_OBJECTIVE_
Scan the following material for the string "الملجئة" and copy each line in which it appears.

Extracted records
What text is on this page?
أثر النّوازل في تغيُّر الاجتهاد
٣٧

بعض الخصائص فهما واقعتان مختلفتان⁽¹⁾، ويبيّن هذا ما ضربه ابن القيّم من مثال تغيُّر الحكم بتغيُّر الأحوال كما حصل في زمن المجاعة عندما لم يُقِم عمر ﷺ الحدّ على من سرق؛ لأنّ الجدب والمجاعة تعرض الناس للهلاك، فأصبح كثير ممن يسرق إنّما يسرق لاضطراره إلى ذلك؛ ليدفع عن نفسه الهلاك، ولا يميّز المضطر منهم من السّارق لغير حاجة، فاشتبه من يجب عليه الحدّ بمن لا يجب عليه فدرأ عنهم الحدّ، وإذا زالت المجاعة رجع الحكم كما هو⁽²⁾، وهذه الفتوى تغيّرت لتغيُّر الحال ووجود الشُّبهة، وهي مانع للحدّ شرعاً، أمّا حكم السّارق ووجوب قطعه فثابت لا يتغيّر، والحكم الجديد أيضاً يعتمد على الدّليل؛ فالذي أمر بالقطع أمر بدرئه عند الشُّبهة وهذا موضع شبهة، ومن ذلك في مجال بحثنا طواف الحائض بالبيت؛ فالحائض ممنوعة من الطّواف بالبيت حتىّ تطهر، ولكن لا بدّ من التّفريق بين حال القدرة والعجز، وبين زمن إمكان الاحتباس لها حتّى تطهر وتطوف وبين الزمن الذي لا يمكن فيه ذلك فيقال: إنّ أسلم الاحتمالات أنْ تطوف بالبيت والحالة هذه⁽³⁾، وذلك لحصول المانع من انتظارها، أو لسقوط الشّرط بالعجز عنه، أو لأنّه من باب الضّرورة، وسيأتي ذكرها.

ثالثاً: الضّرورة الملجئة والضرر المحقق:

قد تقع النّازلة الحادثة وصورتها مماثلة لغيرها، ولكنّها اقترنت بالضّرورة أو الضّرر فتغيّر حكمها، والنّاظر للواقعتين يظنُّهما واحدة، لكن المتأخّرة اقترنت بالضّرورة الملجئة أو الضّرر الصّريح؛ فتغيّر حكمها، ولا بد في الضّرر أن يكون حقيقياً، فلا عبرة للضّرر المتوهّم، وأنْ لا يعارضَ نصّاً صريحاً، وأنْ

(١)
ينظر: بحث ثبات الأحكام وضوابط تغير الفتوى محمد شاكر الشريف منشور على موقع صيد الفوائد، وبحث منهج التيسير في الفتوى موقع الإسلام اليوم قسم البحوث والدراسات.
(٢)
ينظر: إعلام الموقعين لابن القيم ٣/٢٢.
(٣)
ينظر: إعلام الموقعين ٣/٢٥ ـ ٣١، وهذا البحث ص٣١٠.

_TASK SOLUTION_
ثالثاً: الضّرورة الملجئة والضرر المحقق:
قد تقع النّازلة الحادثة وصورتها مماثلة لغيرها، ولكنّها اقترنت بالضّرورة أو الضّرر فتغيّر حكمها، والنّاظر للواقعتين يظنُّهما واحدة، لكن المتأخّرة اقترنت بالضّرورة الملجئة أو الضّرر الصّريح؛ فتغيّر حكمها، ولا بد في الضّرر أن يكون حقيقياً، فلا عبرة للضّرر المتوهّم، وأنْ لا يعارضَ نصّاً صريحاً، وأنْ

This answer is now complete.